▶ **WHAT IS EXPECTED**
Repeat the records below exactly, leaving out any pictures.
## start
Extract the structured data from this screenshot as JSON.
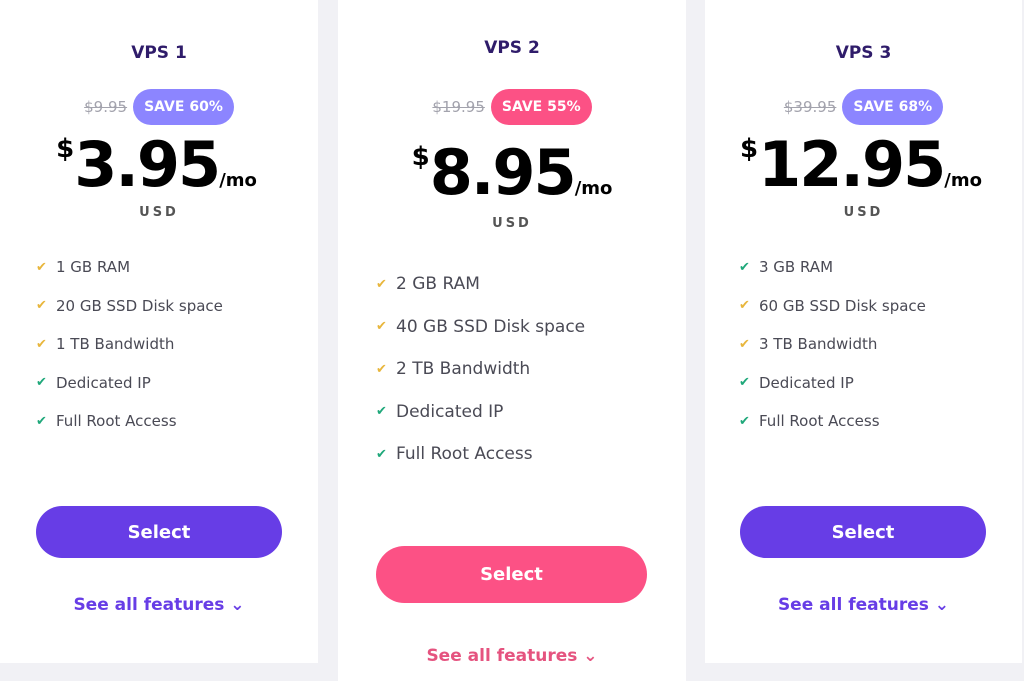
{
  "colors": {
    "purple": "#673de6",
    "purple_badge": "#8c85ff",
    "pink": "#fc5185",
    "check_yellow": "#e8b63c",
    "check_green": "#1fa87a",
    "title": "#2f1c6a"
  },
  "plans": [
    {
      "name": "VPS 1",
      "old_price": "$9.95",
      "save": "SAVE 60%",
      "currency_symbol": "$",
      "price": "3.95",
      "period": "/mo",
      "currency": "USD",
      "features": [
        {
          "text": "1 GB RAM",
          "check": "yellow"
        },
        {
          "text": "20 GB SSD Disk space",
          "check": "yellow"
        },
        {
          "text": "1 TB Bandwidth",
          "check": "yellow"
        },
        {
          "text": "Dedicated IP",
          "check": "green"
        },
        {
          "text": "Full Root Access",
          "check": "green"
        }
      ],
      "select_label": "Select",
      "see_all_label": "See all features"
    },
    {
      "name": "VPS 2",
      "old_price": "$19.95",
      "save": "SAVE 55%",
      "currency_symbol": "$",
      "price": "8.95",
      "period": "/mo",
      "currency": "USD",
      "features": [
        {
          "text": "2 GB RAM",
          "check": "yellow"
        },
        {
          "text": "40 GB SSD Disk space",
          "check": "yellow"
        },
        {
          "text": "2 TB Bandwidth",
          "check": "yellow"
        },
        {
          "text": "Dedicated IP",
          "check": "green"
        },
        {
          "text": "Full Root Access",
          "check": "green"
        }
      ],
      "select_label": "Select",
      "see_all_label": "See all features"
    },
    {
      "name": "VPS 3",
      "old_price": "$39.95",
      "save": "SAVE 68%",
      "currency_symbol": "$",
      "price": "12.95",
      "period": "/mo",
      "currency": "USD",
      "features": [
        {
          "text": "3 GB RAM",
          "check": "green"
        },
        {
          "text": "60 GB SSD Disk space",
          "check": "yellow"
        },
        {
          "text": "3 TB Bandwidth",
          "check": "yellow"
        },
        {
          "text": "Dedicated IP",
          "check": "green"
        },
        {
          "text": "Full Root Access",
          "check": "green"
        }
      ],
      "select_label": "Select",
      "see_all_label": "See all features"
    }
  ]
}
## end
▶ **THE SOLUTION**
Extract the structured data from this screenshot as JSON.
{
  "colors": {
    "purple": "#673de6",
    "purple_badge": "#8c85ff",
    "pink": "#fc5185",
    "check_yellow": "#e8b63c",
    "check_green": "#1fa87a",
    "title": "#2f1c6a"
  },
  "plans": [
    {
      "name": "VPS 1",
      "old_price": "$9.95",
      "save": "SAVE 60%",
      "currency_symbol": "$",
      "price": "3.95",
      "period": "/mo",
      "currency": "USD",
      "features": [
        {
          "text": "1 GB RAM",
          "check": "yellow"
        },
        {
          "text": "20 GB SSD Disk space",
          "check": "yellow"
        },
        {
          "text": "1 TB Bandwidth",
          "check": "yellow"
        },
        {
          "text": "Dedicated IP",
          "check": "green"
        },
        {
          "text": "Full Root Access",
          "check": "green"
        }
      ],
      "select_label": "Select",
      "see_all_label": "See all features"
    },
    {
      "name": "VPS 2",
      "old_price": "$19.95",
      "save": "SAVE 55%",
      "currency_symbol": "$",
      "price": "8.95",
      "period": "/mo",
      "currency": "USD",
      "features": [
        {
          "text": "2 GB RAM",
          "check": "yellow"
        },
        {
          "text": "40 GB SSD Disk space",
          "check": "yellow"
        },
        {
          "text": "2 TB Bandwidth",
          "check": "yellow"
        },
        {
          "text": "Dedicated IP",
          "check": "green"
        },
        {
          "text": "Full Root Access",
          "check": "green"
        }
      ],
      "select_label": "Select",
      "see_all_label": "See all features"
    },
    {
      "name": "VPS 3",
      "old_price": "$39.95",
      "save": "SAVE 68%",
      "currency_symbol": "$",
      "price": "12.95",
      "period": "/mo",
      "currency": "USD",
      "features": [
        {
          "text": "3 GB RAM",
          "check": "green"
        },
        {
          "text": "60 GB SSD Disk space",
          "check": "yellow"
        },
        {
          "text": "3 TB Bandwidth",
          "check": "yellow"
        },
        {
          "text": "Dedicated IP",
          "check": "green"
        },
        {
          "text": "Full Root Access",
          "check": "green"
        }
      ],
      "select_label": "Select",
      "see_all_label": "See all features"
    }
  ]
}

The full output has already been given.